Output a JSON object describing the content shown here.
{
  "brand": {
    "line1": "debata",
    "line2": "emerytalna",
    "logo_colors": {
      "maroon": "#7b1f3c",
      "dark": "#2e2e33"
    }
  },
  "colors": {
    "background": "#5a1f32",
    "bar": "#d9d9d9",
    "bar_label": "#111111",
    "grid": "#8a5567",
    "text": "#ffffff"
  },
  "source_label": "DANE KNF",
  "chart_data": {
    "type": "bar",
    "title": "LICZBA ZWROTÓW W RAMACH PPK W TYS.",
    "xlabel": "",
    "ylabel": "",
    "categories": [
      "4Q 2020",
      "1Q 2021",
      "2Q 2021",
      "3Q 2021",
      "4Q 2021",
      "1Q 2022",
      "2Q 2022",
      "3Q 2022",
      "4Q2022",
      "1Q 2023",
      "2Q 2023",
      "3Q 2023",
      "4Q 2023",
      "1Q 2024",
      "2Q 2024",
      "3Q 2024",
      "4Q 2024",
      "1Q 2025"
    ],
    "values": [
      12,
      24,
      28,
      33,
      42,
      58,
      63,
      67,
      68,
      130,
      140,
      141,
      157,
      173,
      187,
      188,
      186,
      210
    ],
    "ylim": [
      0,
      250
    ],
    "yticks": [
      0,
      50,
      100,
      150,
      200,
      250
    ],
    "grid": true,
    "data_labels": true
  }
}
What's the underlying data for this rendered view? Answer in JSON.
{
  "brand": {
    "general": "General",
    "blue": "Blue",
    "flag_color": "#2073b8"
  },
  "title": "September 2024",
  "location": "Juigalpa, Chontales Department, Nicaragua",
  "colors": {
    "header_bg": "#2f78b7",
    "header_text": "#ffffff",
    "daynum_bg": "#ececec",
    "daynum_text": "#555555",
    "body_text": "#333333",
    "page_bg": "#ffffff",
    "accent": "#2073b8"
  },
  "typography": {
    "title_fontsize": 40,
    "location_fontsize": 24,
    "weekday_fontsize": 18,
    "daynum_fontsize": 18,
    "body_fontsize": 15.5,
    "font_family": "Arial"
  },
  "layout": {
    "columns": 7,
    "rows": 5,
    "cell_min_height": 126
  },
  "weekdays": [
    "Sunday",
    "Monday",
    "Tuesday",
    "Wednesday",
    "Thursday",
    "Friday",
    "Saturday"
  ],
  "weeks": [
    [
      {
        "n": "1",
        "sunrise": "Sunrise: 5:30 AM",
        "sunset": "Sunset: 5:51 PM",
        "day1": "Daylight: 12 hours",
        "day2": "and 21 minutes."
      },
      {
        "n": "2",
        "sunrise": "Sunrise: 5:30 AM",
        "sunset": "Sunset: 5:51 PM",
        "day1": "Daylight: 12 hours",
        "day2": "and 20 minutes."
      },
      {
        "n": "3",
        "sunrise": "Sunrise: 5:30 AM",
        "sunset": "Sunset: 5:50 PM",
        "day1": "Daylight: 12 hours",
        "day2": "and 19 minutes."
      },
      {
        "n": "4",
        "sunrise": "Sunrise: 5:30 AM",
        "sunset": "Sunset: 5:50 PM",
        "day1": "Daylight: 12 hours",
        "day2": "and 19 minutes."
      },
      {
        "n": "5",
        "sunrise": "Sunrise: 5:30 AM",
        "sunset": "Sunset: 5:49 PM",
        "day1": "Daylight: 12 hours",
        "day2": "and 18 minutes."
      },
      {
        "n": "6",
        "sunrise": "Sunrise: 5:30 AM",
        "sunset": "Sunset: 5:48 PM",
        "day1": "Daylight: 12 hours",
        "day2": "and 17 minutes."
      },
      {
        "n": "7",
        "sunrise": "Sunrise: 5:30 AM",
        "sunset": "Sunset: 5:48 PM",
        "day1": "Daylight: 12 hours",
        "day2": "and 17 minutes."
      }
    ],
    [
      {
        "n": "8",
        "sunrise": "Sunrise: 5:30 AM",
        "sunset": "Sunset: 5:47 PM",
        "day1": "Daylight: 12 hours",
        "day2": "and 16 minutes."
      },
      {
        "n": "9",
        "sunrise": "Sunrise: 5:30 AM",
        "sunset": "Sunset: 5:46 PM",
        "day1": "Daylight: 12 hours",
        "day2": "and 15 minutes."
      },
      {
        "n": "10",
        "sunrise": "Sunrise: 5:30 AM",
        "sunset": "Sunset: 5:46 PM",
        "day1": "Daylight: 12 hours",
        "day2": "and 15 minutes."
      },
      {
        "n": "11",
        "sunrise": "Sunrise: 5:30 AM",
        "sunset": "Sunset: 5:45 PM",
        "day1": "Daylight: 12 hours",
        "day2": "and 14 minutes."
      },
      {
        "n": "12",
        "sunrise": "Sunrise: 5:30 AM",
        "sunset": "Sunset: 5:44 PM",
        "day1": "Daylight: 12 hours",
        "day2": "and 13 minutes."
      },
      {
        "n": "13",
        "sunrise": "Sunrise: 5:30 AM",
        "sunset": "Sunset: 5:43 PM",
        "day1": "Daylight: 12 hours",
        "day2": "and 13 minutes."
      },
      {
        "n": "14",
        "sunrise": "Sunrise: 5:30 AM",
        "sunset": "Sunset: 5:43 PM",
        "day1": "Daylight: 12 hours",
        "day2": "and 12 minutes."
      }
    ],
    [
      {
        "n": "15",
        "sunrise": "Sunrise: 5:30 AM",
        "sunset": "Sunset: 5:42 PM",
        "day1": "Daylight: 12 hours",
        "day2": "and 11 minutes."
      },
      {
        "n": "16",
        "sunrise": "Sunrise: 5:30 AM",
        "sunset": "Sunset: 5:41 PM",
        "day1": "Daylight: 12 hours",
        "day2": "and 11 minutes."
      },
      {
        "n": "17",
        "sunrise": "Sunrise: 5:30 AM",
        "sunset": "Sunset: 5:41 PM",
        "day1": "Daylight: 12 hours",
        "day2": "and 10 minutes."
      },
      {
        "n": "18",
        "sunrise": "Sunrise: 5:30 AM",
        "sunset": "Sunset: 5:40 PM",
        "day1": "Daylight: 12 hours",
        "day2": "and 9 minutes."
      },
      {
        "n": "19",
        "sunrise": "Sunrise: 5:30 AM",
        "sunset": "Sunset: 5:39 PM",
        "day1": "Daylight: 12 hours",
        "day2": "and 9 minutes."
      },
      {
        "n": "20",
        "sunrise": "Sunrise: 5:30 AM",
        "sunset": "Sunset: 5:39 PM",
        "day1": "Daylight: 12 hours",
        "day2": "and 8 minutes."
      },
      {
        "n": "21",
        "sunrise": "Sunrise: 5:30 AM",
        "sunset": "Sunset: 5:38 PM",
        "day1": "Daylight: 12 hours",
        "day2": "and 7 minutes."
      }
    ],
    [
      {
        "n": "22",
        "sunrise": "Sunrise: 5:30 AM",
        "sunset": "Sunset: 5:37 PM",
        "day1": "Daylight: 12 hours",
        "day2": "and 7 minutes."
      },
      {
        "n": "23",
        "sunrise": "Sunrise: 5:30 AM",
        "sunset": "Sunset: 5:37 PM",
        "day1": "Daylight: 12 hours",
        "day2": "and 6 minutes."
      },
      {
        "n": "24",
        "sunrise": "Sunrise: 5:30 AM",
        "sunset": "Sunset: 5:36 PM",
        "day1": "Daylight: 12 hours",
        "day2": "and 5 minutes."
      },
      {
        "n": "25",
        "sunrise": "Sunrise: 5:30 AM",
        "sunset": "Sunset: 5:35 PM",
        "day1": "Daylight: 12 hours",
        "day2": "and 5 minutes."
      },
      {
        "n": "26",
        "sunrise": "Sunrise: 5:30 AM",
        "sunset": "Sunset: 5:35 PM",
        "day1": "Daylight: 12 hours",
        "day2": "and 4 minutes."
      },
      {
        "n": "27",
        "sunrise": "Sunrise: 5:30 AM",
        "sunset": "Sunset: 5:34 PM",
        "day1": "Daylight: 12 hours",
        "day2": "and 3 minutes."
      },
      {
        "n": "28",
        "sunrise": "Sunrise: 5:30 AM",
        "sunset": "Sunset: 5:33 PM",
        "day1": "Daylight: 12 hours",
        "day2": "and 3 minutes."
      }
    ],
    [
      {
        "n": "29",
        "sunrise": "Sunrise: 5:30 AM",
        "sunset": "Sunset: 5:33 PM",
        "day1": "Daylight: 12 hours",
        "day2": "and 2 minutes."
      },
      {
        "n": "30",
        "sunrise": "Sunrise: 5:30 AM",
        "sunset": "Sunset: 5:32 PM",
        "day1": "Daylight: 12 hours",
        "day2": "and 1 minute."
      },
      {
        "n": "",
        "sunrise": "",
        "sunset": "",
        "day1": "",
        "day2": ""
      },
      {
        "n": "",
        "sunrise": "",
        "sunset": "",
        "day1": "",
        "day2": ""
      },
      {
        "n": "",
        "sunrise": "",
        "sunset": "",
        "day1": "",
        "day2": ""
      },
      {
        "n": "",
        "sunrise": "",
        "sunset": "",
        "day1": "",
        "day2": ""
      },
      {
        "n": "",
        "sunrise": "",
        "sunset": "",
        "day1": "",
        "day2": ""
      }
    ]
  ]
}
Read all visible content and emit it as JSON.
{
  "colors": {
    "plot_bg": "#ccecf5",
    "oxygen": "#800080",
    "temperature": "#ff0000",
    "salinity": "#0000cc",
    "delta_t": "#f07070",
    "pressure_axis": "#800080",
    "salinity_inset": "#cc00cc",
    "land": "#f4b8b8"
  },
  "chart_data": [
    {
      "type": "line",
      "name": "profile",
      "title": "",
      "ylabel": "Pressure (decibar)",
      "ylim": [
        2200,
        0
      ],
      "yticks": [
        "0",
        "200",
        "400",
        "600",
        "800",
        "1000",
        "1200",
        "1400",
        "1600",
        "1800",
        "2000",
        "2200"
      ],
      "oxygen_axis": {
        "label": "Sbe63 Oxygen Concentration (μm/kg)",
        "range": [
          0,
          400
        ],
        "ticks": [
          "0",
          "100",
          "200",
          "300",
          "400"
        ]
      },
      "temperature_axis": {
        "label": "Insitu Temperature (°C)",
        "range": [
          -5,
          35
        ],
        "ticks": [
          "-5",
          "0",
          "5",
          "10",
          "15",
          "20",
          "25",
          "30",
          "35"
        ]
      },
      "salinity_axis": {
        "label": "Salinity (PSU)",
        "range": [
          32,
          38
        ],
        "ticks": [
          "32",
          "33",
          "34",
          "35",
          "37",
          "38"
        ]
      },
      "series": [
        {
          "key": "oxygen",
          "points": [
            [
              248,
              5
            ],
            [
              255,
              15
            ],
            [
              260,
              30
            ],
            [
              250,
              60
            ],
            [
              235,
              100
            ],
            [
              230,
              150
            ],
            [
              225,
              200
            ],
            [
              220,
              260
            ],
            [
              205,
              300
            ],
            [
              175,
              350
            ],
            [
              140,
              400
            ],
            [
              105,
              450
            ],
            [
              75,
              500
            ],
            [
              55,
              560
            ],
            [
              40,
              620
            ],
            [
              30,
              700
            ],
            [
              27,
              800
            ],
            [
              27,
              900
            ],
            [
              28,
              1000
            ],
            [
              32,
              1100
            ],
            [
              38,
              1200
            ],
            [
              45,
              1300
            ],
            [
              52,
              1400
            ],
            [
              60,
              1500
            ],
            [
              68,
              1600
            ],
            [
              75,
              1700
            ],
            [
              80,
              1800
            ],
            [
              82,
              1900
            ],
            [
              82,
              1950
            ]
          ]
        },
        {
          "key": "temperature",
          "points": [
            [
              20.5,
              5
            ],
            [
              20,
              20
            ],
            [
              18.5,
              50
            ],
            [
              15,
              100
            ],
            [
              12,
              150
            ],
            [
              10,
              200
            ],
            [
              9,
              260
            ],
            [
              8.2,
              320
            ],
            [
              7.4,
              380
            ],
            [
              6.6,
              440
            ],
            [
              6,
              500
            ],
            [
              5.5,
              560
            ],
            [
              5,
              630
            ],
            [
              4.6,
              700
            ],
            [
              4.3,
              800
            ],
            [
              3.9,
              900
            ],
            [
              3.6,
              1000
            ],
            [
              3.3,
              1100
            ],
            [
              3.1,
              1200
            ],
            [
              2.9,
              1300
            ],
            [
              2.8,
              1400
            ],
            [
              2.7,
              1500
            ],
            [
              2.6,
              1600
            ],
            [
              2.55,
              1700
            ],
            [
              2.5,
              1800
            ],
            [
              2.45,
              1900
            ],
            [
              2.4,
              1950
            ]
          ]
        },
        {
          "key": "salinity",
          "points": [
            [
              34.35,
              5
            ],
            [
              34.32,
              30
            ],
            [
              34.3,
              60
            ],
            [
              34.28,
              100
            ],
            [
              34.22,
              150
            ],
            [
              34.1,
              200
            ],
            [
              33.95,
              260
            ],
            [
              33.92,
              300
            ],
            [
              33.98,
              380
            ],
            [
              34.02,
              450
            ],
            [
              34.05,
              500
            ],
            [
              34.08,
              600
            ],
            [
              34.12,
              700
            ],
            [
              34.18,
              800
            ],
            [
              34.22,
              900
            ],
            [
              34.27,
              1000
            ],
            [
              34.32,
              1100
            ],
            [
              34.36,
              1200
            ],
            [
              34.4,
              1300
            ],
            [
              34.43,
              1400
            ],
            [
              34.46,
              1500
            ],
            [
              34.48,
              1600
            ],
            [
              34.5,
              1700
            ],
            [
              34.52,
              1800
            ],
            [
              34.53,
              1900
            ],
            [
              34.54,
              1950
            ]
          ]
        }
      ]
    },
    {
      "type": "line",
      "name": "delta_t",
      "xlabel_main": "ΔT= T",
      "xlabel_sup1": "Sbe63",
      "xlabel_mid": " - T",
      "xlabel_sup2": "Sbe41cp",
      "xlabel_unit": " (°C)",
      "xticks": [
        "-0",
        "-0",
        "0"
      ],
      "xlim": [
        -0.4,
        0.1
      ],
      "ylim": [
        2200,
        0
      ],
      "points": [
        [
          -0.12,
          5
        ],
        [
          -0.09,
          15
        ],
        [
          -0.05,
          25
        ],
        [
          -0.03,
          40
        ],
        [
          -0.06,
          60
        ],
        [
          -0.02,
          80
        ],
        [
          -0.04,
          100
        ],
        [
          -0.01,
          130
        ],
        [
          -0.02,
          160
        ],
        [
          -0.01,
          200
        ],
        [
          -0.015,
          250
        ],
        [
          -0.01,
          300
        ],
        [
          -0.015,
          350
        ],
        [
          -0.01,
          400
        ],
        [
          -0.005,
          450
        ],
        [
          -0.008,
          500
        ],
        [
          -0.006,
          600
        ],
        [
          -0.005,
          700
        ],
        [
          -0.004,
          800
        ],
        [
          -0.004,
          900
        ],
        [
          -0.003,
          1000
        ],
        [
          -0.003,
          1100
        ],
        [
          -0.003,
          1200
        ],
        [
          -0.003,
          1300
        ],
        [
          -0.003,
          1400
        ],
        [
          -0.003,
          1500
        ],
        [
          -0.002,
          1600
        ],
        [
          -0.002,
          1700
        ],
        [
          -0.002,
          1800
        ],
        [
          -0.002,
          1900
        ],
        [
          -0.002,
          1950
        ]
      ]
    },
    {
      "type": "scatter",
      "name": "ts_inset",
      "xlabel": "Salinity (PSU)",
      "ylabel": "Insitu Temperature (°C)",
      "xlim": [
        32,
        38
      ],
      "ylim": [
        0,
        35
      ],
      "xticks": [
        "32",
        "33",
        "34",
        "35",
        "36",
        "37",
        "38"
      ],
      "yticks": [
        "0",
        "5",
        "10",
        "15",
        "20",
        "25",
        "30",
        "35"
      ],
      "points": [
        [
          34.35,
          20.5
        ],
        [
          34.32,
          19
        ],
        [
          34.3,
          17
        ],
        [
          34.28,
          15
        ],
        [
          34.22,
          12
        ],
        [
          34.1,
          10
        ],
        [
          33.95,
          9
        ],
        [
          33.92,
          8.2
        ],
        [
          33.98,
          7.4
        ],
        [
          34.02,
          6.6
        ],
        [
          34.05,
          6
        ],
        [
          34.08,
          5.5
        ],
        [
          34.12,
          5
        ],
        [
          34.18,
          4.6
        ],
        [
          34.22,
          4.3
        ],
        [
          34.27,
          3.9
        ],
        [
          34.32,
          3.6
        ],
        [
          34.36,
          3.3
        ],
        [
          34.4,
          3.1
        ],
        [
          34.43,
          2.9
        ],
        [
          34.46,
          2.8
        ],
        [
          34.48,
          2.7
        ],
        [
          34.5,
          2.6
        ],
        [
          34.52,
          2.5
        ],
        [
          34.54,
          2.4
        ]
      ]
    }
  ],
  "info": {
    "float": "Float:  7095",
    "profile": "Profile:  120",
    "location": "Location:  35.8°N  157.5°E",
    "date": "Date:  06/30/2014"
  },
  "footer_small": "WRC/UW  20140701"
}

______

* **What is needed**: Find the string "content" in the listing and return every line that holds it.

* **Output below**:
Output a JSON object describing the content shown here.
Read all visible content and emit it as JSON.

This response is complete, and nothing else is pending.